Data records:

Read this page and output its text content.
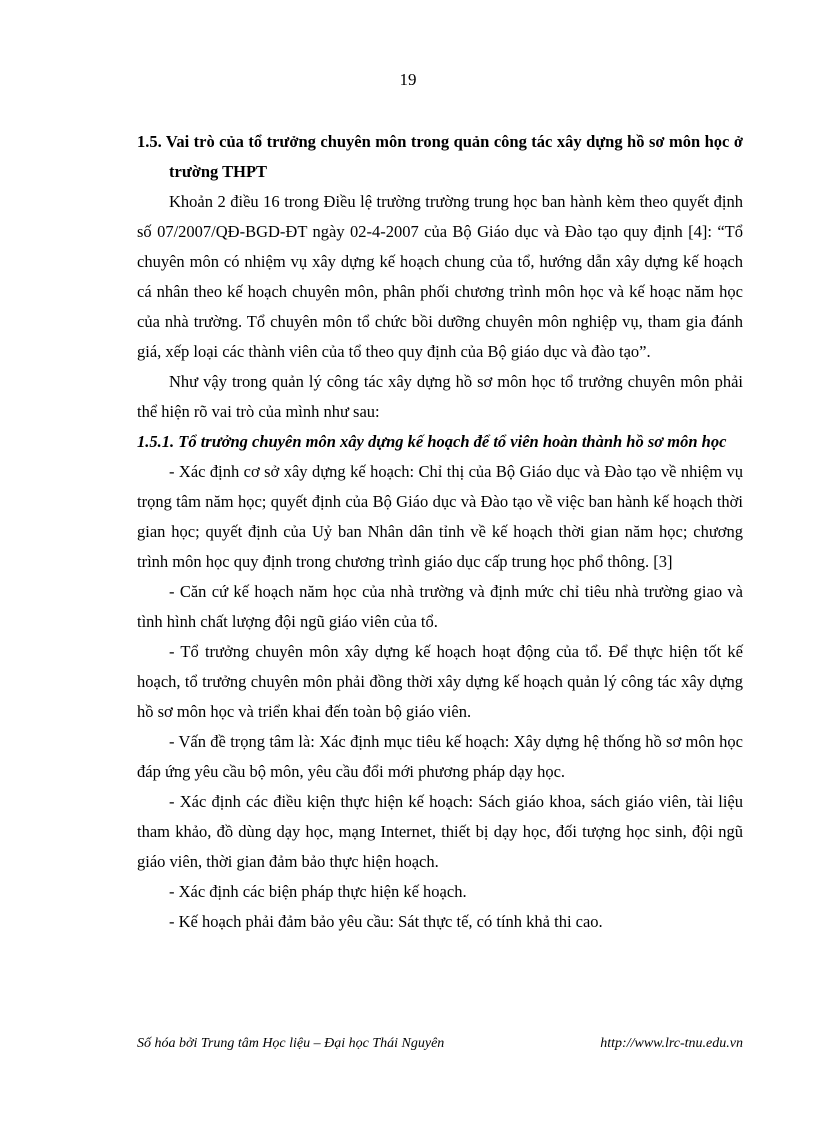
19

1.5. Vai trò của tổ trưởng chuyên môn trong quản công tác xây dựng hồ sơ môn học ở trường THPT

Khoản 2 điều 16 trong Điều lệ trường trường trung học ban hành kèm theo quyết định số 07/2007/QĐ-BGD-ĐT ngày 02-4-2007 của Bộ Giáo dục và Đào tạo quy định [4]: “Tổ chuyên môn có nhiệm vụ xây dựng kế hoạch chung của tổ, hướng dẫn xây dựng kế hoạch cá nhân theo kế hoạch chuyên môn, phân phối chương trình môn học và kế hoạc năm học của nhà trường. Tổ chuyên môn tổ chức bồi dưỡng chuyên môn nghiệp vụ, tham gia đánh giá, xếp loại các thành viên của tổ theo quy định của Bộ giáo dục và đào tạo”.

Như vậy trong quản lý công tác xây dựng hồ sơ môn học tổ trưởng chuyên môn phải thể hiện rõ vai trò của mình như sau:

1.5.1. Tổ trưởng chuyên môn xây dựng kế hoạch để tổ viên hoàn thành hồ sơ môn học

- Xác định cơ sở xây dựng kế hoạch: Chỉ thị của Bộ Giáo dục và Đào tạo về nhiệm vụ trọng tâm năm học; quyết định của Bộ Giáo dục và Đào tạo về việc ban hành kế hoạch thời gian học; quyết định của Uỷ ban Nhân dân tỉnh về kế hoạch thời gian năm học; chương trình môn học quy định trong chương trình giáo dục cấp trung học phổ thông. [3]

- Căn cứ kế hoạch năm học của nhà trường và định mức chỉ tiêu nhà trường giao và tình hình chất lượng đội ngũ giáo viên của tổ.

- Tổ trưởng chuyên môn xây dựng kế hoạch hoạt động của tổ. Để thực hiện tốt kế hoạch, tổ trưởng chuyên môn phải đồng thời xây dựng kế hoạch quản lý công tác xây dựng hồ sơ môn học và triển khai đến toàn bộ giáo viên.

- Vấn đề trọng tâm là: Xác định mục tiêu kế hoạch: Xây dựng hệ thống hồ sơ môn học đáp ứng yêu cầu bộ môn, yêu cầu đổi mới phương pháp dạy học.

- Xác định các điều kiện thực hiện kế hoạch: Sách giáo khoa, sách giáo viên, tài liệu tham khảo, đồ dùng dạy học, mạng Internet, thiết bị dạy học, đối tượng học sinh, đội ngũ giáo viên, thời gian đảm bảo thực hiện hoạch.

- Xác định các biện pháp thực hiện kế hoạch.

- Kế hoạch phải đảm bảo yêu cầu: Sát thực tế, có tính khả thi cao.

Số hóa bởi Trung tâm Học liệu – Đại học Thái Nguyên	http://www.lrc-tnu.edu.vn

Problem requirements: Give the number of lines in the listing above that hold the string "thực", with nothing else.

Exercise answer: 4